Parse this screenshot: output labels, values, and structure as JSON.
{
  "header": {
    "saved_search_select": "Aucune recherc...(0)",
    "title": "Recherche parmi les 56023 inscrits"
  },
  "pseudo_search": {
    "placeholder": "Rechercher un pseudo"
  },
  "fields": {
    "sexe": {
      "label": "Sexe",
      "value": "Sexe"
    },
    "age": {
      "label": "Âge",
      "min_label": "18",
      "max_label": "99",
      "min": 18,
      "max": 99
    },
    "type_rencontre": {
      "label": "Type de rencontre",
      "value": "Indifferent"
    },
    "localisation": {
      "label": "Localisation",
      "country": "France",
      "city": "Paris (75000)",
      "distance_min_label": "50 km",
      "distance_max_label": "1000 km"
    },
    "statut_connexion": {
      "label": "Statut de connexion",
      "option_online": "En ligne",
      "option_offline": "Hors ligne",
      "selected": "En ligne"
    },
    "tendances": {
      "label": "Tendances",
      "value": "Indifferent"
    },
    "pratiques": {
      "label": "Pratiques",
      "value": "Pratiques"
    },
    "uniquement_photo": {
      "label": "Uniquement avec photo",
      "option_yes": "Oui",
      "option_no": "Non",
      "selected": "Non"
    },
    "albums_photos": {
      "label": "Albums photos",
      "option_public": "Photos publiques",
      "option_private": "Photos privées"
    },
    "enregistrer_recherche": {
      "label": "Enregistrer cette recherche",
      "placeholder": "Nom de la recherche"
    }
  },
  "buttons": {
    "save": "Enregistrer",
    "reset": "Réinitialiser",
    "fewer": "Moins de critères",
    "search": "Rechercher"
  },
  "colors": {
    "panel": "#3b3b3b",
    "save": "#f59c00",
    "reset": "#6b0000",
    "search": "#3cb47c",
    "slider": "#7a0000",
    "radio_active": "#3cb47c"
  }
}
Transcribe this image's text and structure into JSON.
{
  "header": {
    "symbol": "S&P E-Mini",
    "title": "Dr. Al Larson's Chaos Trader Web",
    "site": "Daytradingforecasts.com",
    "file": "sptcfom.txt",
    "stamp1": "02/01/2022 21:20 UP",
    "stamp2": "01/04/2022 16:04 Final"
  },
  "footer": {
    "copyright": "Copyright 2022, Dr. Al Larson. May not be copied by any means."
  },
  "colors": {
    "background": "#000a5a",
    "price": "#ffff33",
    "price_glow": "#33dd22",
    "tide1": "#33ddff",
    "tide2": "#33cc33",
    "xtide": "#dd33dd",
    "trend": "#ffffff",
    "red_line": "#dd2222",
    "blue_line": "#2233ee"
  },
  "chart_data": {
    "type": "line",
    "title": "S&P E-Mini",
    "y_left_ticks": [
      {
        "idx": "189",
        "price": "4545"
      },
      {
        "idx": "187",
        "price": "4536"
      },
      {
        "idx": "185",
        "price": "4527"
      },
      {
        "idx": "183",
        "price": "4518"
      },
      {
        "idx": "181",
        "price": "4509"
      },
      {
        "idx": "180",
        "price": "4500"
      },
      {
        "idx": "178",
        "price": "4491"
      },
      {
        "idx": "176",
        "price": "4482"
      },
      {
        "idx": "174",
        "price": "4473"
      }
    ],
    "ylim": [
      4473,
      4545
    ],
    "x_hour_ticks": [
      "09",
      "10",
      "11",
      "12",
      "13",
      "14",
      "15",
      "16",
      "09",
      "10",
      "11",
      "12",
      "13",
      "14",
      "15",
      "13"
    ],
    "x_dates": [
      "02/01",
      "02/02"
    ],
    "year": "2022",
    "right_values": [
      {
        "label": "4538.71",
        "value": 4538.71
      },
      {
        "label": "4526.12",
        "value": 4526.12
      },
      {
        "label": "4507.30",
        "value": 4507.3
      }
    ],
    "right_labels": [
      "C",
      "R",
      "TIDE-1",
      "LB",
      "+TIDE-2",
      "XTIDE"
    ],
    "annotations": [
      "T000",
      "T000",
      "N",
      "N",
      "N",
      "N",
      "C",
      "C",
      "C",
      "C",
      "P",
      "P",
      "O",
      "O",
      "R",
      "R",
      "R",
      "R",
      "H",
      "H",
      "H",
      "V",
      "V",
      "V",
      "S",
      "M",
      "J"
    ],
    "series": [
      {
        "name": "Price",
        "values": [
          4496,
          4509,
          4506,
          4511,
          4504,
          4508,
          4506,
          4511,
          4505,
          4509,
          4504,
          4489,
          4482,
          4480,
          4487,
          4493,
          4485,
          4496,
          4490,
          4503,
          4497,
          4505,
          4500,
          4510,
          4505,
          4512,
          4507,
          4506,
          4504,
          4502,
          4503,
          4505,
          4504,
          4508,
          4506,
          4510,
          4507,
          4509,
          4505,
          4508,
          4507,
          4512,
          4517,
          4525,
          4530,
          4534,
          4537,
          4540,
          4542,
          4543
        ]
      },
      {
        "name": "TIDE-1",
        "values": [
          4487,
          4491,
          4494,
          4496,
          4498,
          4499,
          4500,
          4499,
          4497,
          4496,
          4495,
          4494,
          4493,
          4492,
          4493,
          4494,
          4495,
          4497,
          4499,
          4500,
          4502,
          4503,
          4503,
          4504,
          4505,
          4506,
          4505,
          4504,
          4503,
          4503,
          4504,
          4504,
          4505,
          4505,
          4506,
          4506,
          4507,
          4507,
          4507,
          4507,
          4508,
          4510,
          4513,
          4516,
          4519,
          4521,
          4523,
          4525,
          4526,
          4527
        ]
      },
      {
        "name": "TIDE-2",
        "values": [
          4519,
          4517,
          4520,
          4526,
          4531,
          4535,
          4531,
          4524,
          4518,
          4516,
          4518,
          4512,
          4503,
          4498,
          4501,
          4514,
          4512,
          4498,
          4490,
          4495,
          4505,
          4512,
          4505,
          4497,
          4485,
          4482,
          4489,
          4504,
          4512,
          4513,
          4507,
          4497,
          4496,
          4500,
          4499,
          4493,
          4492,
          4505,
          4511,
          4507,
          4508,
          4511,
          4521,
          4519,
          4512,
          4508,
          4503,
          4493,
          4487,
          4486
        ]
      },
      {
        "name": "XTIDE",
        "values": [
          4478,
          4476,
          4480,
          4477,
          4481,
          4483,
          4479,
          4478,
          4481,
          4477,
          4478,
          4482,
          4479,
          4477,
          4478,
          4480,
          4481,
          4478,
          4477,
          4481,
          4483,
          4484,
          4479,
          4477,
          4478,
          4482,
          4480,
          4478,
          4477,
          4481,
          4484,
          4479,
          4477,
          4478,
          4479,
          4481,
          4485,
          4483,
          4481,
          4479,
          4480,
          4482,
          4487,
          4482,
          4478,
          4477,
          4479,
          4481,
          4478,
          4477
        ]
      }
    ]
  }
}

—————

◆ Exercise prompt
Extract the data exactly as given.

◆ Solution to this exercise
Parse this screenshot: output labels, values, and structure as JSON.
{
  "header": {
    "saved_search_select": "Aucune recherc...(0)",
    "title": "Recherche parmi les 56023 inscrits"
  },
  "pseudo_search": {
    "placeholder": "Rechercher un pseudo"
  },
  "fields": {
    "sexe": {
      "label": "Sexe",
      "value": "Sexe"
    },
    "age": {
      "label": "Âge",
      "min_label": "18",
      "max_label": "99",
      "min": 18,
      "max": 99
    },
    "type_rencontre": {
      "label": "Type de rencontre",
      "value": "Indifferent"
    },
    "localisation": {
      "label": "Localisation",
      "country": "France",
      "city": "Paris (75000)",
      "distance_min_label": "50 km",
      "distance_max_label": "1000 km"
    },
    "statut_connexion": {
      "label": "Statut de connexion",
      "option_online": "En ligne",
      "option_offline": "Hors ligne",
      "selected": "En ligne"
    },
    "tendances": {
      "label": "Tendances",
      "value": "Indifferent"
    },
    "pratiques": {
      "label": "Pratiques",
      "value": "Pratiques"
    },
    "uniquement_photo": {
      "label": "Uniquement avec photo",
      "option_yes": "Oui",
      "option_no": "Non",
      "selected": "Non"
    },
    "albums_photos": {
      "label": "Albums photos",
      "option_public": "Photos publiques",
      "option_private": "Photos privées"
    },
    "enregistrer_recherche": {
      "label": "Enregistrer cette recherche",
      "placeholder": "Nom de la recherche"
    }
  },
  "buttons": {
    "save": "Enregistrer",
    "reset": "Réinitialiser",
    "fewer": "Moins de critères",
    "search": "Rechercher"
  },
  "colors": {
    "panel": "#3b3b3b",
    "save": "#f59c00",
    "reset": "#6b0000",
    "search": "#3cb47c",
    "slider": "#7a0000",
    "radio_active": "#3cb47c"
  }
}
Transcribe this image's text and structure into JSON.
{
  "header": {
    "symbol": "S&P E-Mini",
    "title": "Dr. Al Larson's Chaos Trader Web",
    "site": "Daytradingforecasts.com",
    "file": "sptcfom.txt",
    "stamp1": "02/01/2022 21:20 UP",
    "stamp2": "01/04/2022 16:04 Final"
  },
  "footer": {
    "copyright": "Copyright 2022, Dr. Al Larson. May not be copied by any means."
  },
  "colors": {
    "background": "#000a5a",
    "price": "#ffff33",
    "price_glow": "#33dd22",
    "tide1": "#33ddff",
    "tide2": "#33cc33",
    "xtide": "#dd33dd",
    "trend": "#ffffff",
    "red_line": "#dd2222",
    "blue_line": "#2233ee"
  },
  "chart_data": {
    "type": "line",
    "title": "S&P E-Mini",
    "y_left_ticks": [
      {
        "idx": "189",
        "price": "4545"
      },
      {
        "idx": "187",
        "price": "4536"
      },
      {
        "idx": "185",
        "price": "4527"
      },
      {
        "idx": "183",
        "price": "4518"
      },
      {
        "idx": "181",
        "price": "4509"
      },
      {
        "idx": "180",
        "price": "4500"
      },
      {
        "idx": "178",
        "price": "4491"
      },
      {
        "idx": "176",
        "price": "4482"
      },
      {
        "idx": "174",
        "price": "4473"
      }
    ],
    "ylim": [
      4473,
      4545
    ],
    "x_hour_ticks": [
      "09",
      "10",
      "11",
      "12",
      "13",
      "14",
      "15",
      "16",
      "09",
      "10",
      "11",
      "12",
      "13",
      "14",
      "15",
      "13"
    ],
    "x_dates": [
      "02/01",
      "02/02"
    ],
    "year": "2022",
    "right_values": [
      {
        "label": "4538.71",
        "value": 4538.71
      },
      {
        "label": "4526.12",
        "value": 4526.12
      },
      {
        "label": "4507.30",
        "value": 4507.3
      }
    ],
    "right_labels": [
      "C",
      "R",
      "TIDE-1",
      "LB",
      "+TIDE-2",
      "XTIDE"
    ],
    "annotations": [
      "T000",
      "T000",
      "N",
      "N",
      "N",
      "N",
      "C",
      "C",
      "C",
      "C",
      "P",
      "P",
      "O",
      "O",
      "R",
      "R",
      "R",
      "R",
      "H",
      "H",
      "H",
      "V",
      "V",
      "V",
      "S",
      "M",
      "J"
    ],
    "series": [
      {
        "name": "Price",
        "values": [
          4496,
          4509,
          4506,
          4511,
          4504,
          4508,
          4506,
          4511,
          4505,
          4509,
          4504,
          4489,
          4482,
          4480,
          4487,
          4493,
          4485,
          4496,
          4490,
          4503,
          4497,
          4505,
          4500,
          4510,
          4505,
          4512,
          4507,
          4506,
          4504,
          4502,
          4503,
          4505,
          4504,
          4508,
          4506,
          4510,
          4507,
          4509,
          4505,
          4508,
          4507,
          4512,
          4517,
          4525,
          4530,
          4534,
          4537,
          4540,
          4542,
          4543
        ]
      },
      {
        "name": "TIDE-1",
        "values": [
          4487,
          4491,
          4494,
          4496,
          4498,
          4499,
          4500,
          4499,
          4497,
          4496,
          4495,
          4494,
          4493,
          4492,
          4493,
          4494,
          4495,
          4497,
          4499,
          4500,
          4502,
          4503,
          4503,
          4504,
          4505,
          4506,
          4505,
          4504,
          4503,
          4503,
          4504,
          4504,
          4505,
          4505,
          4506,
          4506,
          4507,
          4507,
          4507,
          4507,
          4508,
          4510,
          4513,
          4516,
          4519,
          4521,
          4523,
          4525,
          4526,
          4527
        ]
      },
      {
        "name": "TIDE-2",
        "values": [
          4519,
          4517,
          4520,
          4526,
          4531,
          4535,
          4531,
          4524,
          4518,
          4516,
          4518,
          4512,
          4503,
          4498,
          4501,
          4514,
          4512,
          4498,
          4490,
          4495,
          4505,
          4512,
          4505,
          4497,
          4485,
          4482,
          4489,
          4504,
          4512,
          4513,
          4507,
          4497,
          4496,
          4500,
          4499,
          4493,
          4492,
          4505,
          4511,
          4507,
          4508,
          4511,
          4521,
          4519,
          4512,
          4508,
          4503,
          4493,
          4487,
          4486
        ]
      },
      {
        "name": "XTIDE",
        "values": [
          4478,
          4476,
          4480,
          4477,
          4481,
          4483,
          4479,
          4478,
          4481,
          4477,
          4478,
          4482,
          4479,
          4477,
          4478,
          4480,
          4481,
          4478,
          4477,
          4481,
          4483,
          4484,
          4479,
          4477,
          4478,
          4482,
          4480,
          4478,
          4477,
          4481,
          4484,
          4479,
          4477,
          4478,
          4479,
          4481,
          4485,
          4483,
          4481,
          4479,
          4480,
          4482,
          4487,
          4482,
          4478,
          4477,
          4479,
          4481,
          4478,
          4477
        ]
      }
    ]
  }
}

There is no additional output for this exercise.